INSTRUCTIONS FOR THE TASK ▸
Count the lines below that contain the word "title" and give only that number.

Dataset entries on figures:

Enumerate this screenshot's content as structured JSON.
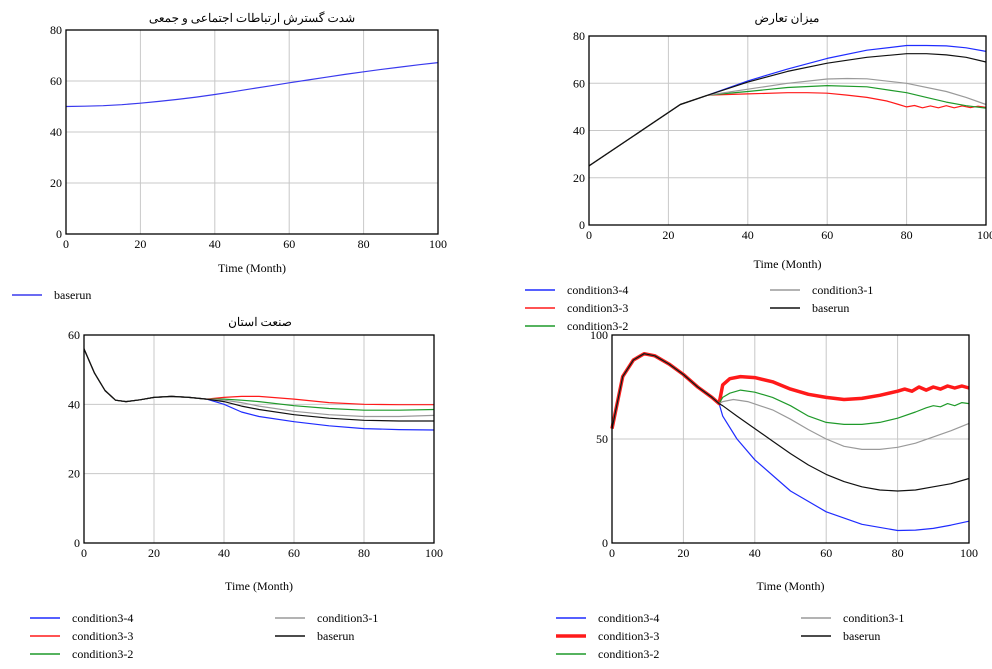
{
  "colors": {
    "condition3-4": "#1f2cff",
    "condition3-3": "#ff1a1a",
    "condition3-2": "#1f9a2a",
    "condition3-1": "#9a9a9a",
    "baserun": "#111111",
    "baserun_single": "#3a3aee",
    "grid": "#c8c8c8"
  },
  "chart_data": [
    {
      "type": "line",
      "title": "شدت گسترش ارتباطات اجتماعی و جمعی",
      "xlabel": "Time (Month)",
      "ylabel": "",
      "xlim": [
        0,
        100
      ],
      "ylim": [
        0,
        80
      ],
      "xticks": [
        "0",
        "20",
        "40",
        "60",
        "80",
        "100"
      ],
      "yticks": [
        "0",
        "20",
        "40",
        "60",
        "80"
      ],
      "grid": true,
      "legend": [
        "baserun"
      ],
      "series": [
        {
          "name": "baserun",
          "x": [
            0,
            5,
            10,
            15,
            20,
            25,
            30,
            35,
            40,
            45,
            50,
            55,
            60,
            65,
            70,
            75,
            80,
            85,
            90,
            95,
            100
          ],
          "y": [
            50,
            50.1,
            50.3,
            50.7,
            51.3,
            52.0,
            52.8,
            53.7,
            54.7,
            55.8,
            57.0,
            58.1,
            59.3,
            60.4,
            61.5,
            62.6,
            63.6,
            64.6,
            65.5,
            66.4,
            67.2
          ]
        }
      ]
    },
    {
      "type": "line",
      "title": "میزان تعارض",
      "xlabel": "Time (Month)",
      "ylabel": "",
      "xlim": [
        0,
        100
      ],
      "ylim": [
        0,
        80
      ],
      "xticks": [
        "0",
        "20",
        "40",
        "60",
        "80",
        "100"
      ],
      "yticks": [
        "0",
        "20",
        "40",
        "60",
        "80"
      ],
      "grid": true,
      "legend": [
        "condition3-4",
        "condition3-1",
        "condition3-3",
        "baserun",
        "condition3-2"
      ],
      "series": [
        {
          "name": "condition3-4",
          "x": [
            0,
            23,
            30,
            40,
            50,
            60,
            70,
            80,
            85,
            90,
            95,
            100
          ],
          "y": [
            25,
            51,
            55,
            61,
            66,
            70.5,
            74,
            76,
            76,
            75.8,
            75,
            73.5
          ]
        },
        {
          "name": "condition3-3",
          "x": [
            0,
            23,
            30,
            40,
            50,
            55,
            60,
            65,
            70,
            75,
            78,
            80,
            82,
            84,
            86,
            88,
            90,
            92,
            94,
            96,
            98,
            100
          ],
          "y": [
            25,
            51,
            55,
            55.5,
            56,
            56,
            55.8,
            55,
            54,
            52.5,
            51,
            50,
            50.6,
            49.6,
            50.4,
            49.6,
            50.5,
            49.6,
            50.4,
            49.7,
            50.3,
            49.8
          ]
        },
        {
          "name": "condition3-2",
          "x": [
            0,
            23,
            30,
            40,
            50,
            60,
            70,
            80,
            85,
            90,
            95,
            100
          ],
          "y": [
            25,
            51,
            55,
            56.5,
            58.2,
            59,
            58.5,
            56,
            54,
            52,
            50.5,
            49.5
          ]
        },
        {
          "name": "condition3-1",
          "x": [
            0,
            23,
            30,
            40,
            50,
            60,
            65,
            70,
            80,
            90,
            95,
            100
          ],
          "y": [
            25,
            51,
            55,
            57.5,
            60,
            61.8,
            62,
            61.9,
            60,
            56.5,
            54,
            51
          ]
        },
        {
          "name": "baserun",
          "x": [
            0,
            23,
            30,
            40,
            50,
            60,
            70,
            80,
            85,
            90,
            95,
            100
          ],
          "y": [
            25,
            51,
            55,
            60.5,
            65,
            68.5,
            71,
            72.5,
            72.5,
            72,
            71,
            69
          ]
        }
      ]
    },
    {
      "type": "line",
      "title": "صنعت استان",
      "xlabel": "Time (Month)",
      "ylabel": "",
      "xlim": [
        0,
        100
      ],
      "ylim": [
        0,
        60
      ],
      "xticks": [
        "0",
        "20",
        "40",
        "60",
        "80",
        "100"
      ],
      "yticks": [
        "0",
        "20",
        "40",
        "60"
      ],
      "grid": true,
      "legend": [
        "condition3-4",
        "condition3-1",
        "condition3-3",
        "baserun",
        "condition3-2"
      ],
      "series": [
        {
          "name": "condition3-4",
          "x": [
            0,
            3,
            6,
            9,
            12,
            16,
            20,
            25,
            30,
            35,
            40,
            45,
            50,
            60,
            70,
            80,
            90,
            100
          ],
          "y": [
            56,
            49,
            44,
            41.2,
            40.8,
            41.3,
            42,
            42.3,
            42,
            41.5,
            40,
            37.8,
            36.5,
            35,
            33.8,
            33,
            32.7,
            32.6
          ]
        },
        {
          "name": "condition3-3",
          "x": [
            0,
            3,
            6,
            9,
            12,
            16,
            20,
            25,
            30,
            35,
            40,
            45,
            50,
            60,
            70,
            80,
            90,
            100
          ],
          "y": [
            56,
            49,
            44,
            41.2,
            40.8,
            41.3,
            42,
            42.3,
            42,
            41.5,
            42,
            42.3,
            42.3,
            41.5,
            40.5,
            40,
            39.9,
            39.9
          ]
        },
        {
          "name": "condition3-2",
          "x": [
            0,
            3,
            6,
            9,
            12,
            16,
            20,
            25,
            30,
            35,
            40,
            45,
            50,
            60,
            70,
            80,
            90,
            100
          ],
          "y": [
            56,
            49,
            44,
            41.2,
            40.8,
            41.3,
            42,
            42.3,
            42,
            41.5,
            41.5,
            41.2,
            40.8,
            39.6,
            38.8,
            38.3,
            38.3,
            38.5
          ]
        },
        {
          "name": "condition3-1",
          "x": [
            0,
            3,
            6,
            9,
            12,
            16,
            20,
            25,
            30,
            35,
            40,
            45,
            50,
            60,
            70,
            80,
            90,
            100
          ],
          "y": [
            56,
            49,
            44,
            41.2,
            40.8,
            41.3,
            42,
            42.3,
            42,
            41.5,
            41.2,
            40.5,
            39.5,
            38,
            37,
            36.5,
            36.5,
            36.8
          ]
        },
        {
          "name": "baserun",
          "x": [
            0,
            3,
            6,
            9,
            12,
            16,
            20,
            25,
            30,
            35,
            40,
            45,
            50,
            60,
            70,
            80,
            90,
            100
          ],
          "y": [
            56,
            49,
            44,
            41.2,
            40.8,
            41.3,
            42,
            42.3,
            42,
            41.5,
            40.8,
            39.5,
            38.5,
            37,
            36,
            35.4,
            35.2,
            35.2
          ]
        }
      ]
    },
    {
      "type": "line",
      "title": "",
      "xlabel": "Time (Month)",
      "ylabel": "",
      "xlim": [
        0,
        100
      ],
      "ylim": [
        0,
        100
      ],
      "xticks": [
        "0",
        "20",
        "40",
        "60",
        "80",
        "100"
      ],
      "yticks": [
        "0",
        "50",
        "100"
      ],
      "grid": true,
      "legend": [
        "condition3-4",
        "condition3-1",
        "condition3-3",
        "baserun",
        "condition3-2"
      ],
      "series": [
        {
          "name": "condition3-4",
          "x": [
            0,
            3,
            6,
            9,
            12,
            16,
            20,
            24,
            28,
            30,
            31,
            35,
            40,
            50,
            60,
            70,
            80,
            85,
            90,
            95,
            100
          ],
          "y": [
            55,
            80,
            88,
            91,
            90,
            86,
            81,
            75,
            70,
            67,
            61,
            50,
            40,
            25,
            15,
            9,
            6,
            6.2,
            7,
            8.6,
            10.5
          ]
        },
        {
          "name": "condition3-3",
          "x": [
            0,
            3,
            6,
            9,
            12,
            16,
            20,
            24,
            28,
            30,
            31,
            33,
            36,
            40,
            45,
            50,
            55,
            60,
            65,
            70,
            75,
            80,
            82,
            84,
            86,
            88,
            90,
            92,
            94,
            96,
            98,
            100
          ],
          "y": [
            55,
            80,
            88,
            91,
            90,
            86,
            81,
            75,
            70,
            67,
            76,
            79,
            80,
            79.5,
            77.5,
            74,
            71.5,
            70,
            69,
            69.5,
            71,
            73,
            74,
            73,
            75,
            73.5,
            75,
            74,
            75.5,
            74.5,
            75.5,
            74.5
          ]
        },
        {
          "name": "condition3-2",
          "x": [
            0,
            3,
            6,
            9,
            12,
            16,
            20,
            24,
            28,
            30,
            31,
            33,
            36,
            40,
            45,
            50,
            55,
            60,
            65,
            70,
            75,
            80,
            85,
            88,
            90,
            92,
            94,
            96,
            98,
            100
          ],
          "y": [
            55,
            80,
            88,
            91,
            90,
            86,
            81,
            75,
            70,
            67,
            70,
            72,
            73.5,
            72.5,
            70,
            66,
            61,
            58,
            57,
            57,
            58,
            60,
            63,
            65,
            66,
            65.5,
            67,
            66,
            67.5,
            67
          ]
        },
        {
          "name": "condition3-1",
          "x": [
            0,
            3,
            6,
            9,
            12,
            16,
            20,
            24,
            28,
            30,
            31,
            34,
            38,
            45,
            50,
            55,
            60,
            65,
            70,
            75,
            80,
            85,
            90,
            95,
            100
          ],
          "y": [
            55,
            80,
            88,
            91,
            90,
            86,
            81,
            75,
            70,
            67,
            68,
            69,
            68,
            64,
            59.5,
            54.5,
            50,
            46.5,
            45,
            45,
            46,
            48,
            51,
            54,
            57.5
          ]
        },
        {
          "name": "baserun",
          "x": [
            0,
            3,
            6,
            9,
            12,
            16,
            20,
            24,
            28,
            30,
            31,
            35,
            40,
            45,
            50,
            55,
            60,
            65,
            70,
            75,
            80,
            85,
            90,
            95,
            100
          ],
          "y": [
            55,
            80,
            88,
            91,
            90,
            86,
            81,
            75,
            70,
            67,
            66,
            61,
            55,
            49,
            43,
            37.5,
            33,
            29.5,
            27,
            25.5,
            25,
            25.5,
            27,
            28.5,
            31
          ]
        }
      ]
    }
  ]
}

ANSWER TO THE PROBLEM ▸
4